Reproduce each line bearing the word "dernier".

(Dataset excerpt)
..........
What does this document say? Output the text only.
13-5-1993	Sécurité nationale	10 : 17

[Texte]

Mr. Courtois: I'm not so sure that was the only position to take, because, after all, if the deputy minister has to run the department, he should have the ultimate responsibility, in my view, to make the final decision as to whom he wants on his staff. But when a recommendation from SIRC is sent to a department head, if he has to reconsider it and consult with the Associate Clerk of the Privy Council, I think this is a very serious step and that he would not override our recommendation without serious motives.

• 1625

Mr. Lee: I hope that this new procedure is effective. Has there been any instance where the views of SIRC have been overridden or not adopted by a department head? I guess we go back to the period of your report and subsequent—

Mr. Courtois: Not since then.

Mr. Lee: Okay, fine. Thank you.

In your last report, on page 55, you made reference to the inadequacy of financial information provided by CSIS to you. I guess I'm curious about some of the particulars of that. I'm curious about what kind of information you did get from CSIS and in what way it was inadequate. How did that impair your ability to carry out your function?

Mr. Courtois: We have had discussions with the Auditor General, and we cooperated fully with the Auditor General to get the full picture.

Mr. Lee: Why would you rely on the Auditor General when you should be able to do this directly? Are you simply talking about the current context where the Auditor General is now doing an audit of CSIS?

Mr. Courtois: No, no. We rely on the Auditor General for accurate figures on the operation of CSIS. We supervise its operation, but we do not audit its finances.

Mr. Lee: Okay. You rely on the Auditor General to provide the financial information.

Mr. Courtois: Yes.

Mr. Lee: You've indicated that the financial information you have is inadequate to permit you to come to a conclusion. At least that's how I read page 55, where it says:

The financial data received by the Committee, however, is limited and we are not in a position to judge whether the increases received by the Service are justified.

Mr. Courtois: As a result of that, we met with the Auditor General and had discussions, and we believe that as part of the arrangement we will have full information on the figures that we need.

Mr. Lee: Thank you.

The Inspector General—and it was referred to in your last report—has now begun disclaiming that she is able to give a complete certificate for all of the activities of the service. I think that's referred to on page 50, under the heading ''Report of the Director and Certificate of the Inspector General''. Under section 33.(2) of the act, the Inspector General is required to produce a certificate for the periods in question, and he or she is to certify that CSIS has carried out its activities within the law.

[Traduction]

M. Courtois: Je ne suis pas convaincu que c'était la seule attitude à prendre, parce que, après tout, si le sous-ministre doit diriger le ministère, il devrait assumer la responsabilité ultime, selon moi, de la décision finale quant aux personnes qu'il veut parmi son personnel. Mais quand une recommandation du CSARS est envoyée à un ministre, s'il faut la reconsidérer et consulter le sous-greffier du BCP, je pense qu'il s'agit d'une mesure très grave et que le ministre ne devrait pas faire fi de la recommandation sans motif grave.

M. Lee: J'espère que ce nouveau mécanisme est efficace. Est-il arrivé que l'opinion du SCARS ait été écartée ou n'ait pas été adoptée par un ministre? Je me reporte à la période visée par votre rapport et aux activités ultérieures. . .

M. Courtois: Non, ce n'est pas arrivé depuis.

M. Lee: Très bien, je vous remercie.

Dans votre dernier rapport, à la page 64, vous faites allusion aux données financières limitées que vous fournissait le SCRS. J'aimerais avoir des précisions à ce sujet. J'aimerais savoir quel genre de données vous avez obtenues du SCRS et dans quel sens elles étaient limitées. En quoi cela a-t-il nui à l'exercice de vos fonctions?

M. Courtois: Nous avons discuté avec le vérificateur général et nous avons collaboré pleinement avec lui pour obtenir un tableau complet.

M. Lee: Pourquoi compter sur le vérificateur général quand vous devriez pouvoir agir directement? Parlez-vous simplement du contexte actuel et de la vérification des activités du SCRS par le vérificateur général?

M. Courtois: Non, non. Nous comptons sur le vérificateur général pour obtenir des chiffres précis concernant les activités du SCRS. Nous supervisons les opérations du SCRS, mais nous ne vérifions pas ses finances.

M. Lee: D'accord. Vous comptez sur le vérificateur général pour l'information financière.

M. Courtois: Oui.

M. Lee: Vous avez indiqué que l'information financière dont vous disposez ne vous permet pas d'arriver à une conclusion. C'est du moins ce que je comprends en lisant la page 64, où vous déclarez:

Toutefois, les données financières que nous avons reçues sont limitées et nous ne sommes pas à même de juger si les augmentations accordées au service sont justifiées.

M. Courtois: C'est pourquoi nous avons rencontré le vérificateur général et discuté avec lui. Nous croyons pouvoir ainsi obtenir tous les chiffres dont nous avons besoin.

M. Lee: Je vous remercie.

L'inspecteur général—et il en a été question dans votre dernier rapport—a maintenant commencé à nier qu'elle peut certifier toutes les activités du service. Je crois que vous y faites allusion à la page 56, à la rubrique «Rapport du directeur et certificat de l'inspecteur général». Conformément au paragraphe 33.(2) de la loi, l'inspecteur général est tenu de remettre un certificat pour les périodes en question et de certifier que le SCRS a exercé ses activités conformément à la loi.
..........
> _Task answer_:
Dans votre dernier rapport, à la page 64, vous faites allusion aux données financières limitées que vous fournissait le SCRS. J'aimerais avoir des précisions à ce sujet. J'aimerais savoir quel genre de données vous avez obtenues du SCRS et dans quel sens elles étaient limitées. En quoi cela a-t-il nui à l'exercice de vos fonctions?
L'inspecteur général—et il en a été question dans votre dernier rapport—a maintenant commencé à nier qu'elle peut certifier toutes les activités du service. Je crois que vous y faites allusion à la page 56, à la rubrique «Rapport du directeur et certificat de l'inspecteur général». Conformément au paragraphe 33.(2) de la loi, l'inspecteur général est tenu de remettre un certificat pour les périodes en question et de certifier que le SCRS a exercé ses activités conformément à la loi.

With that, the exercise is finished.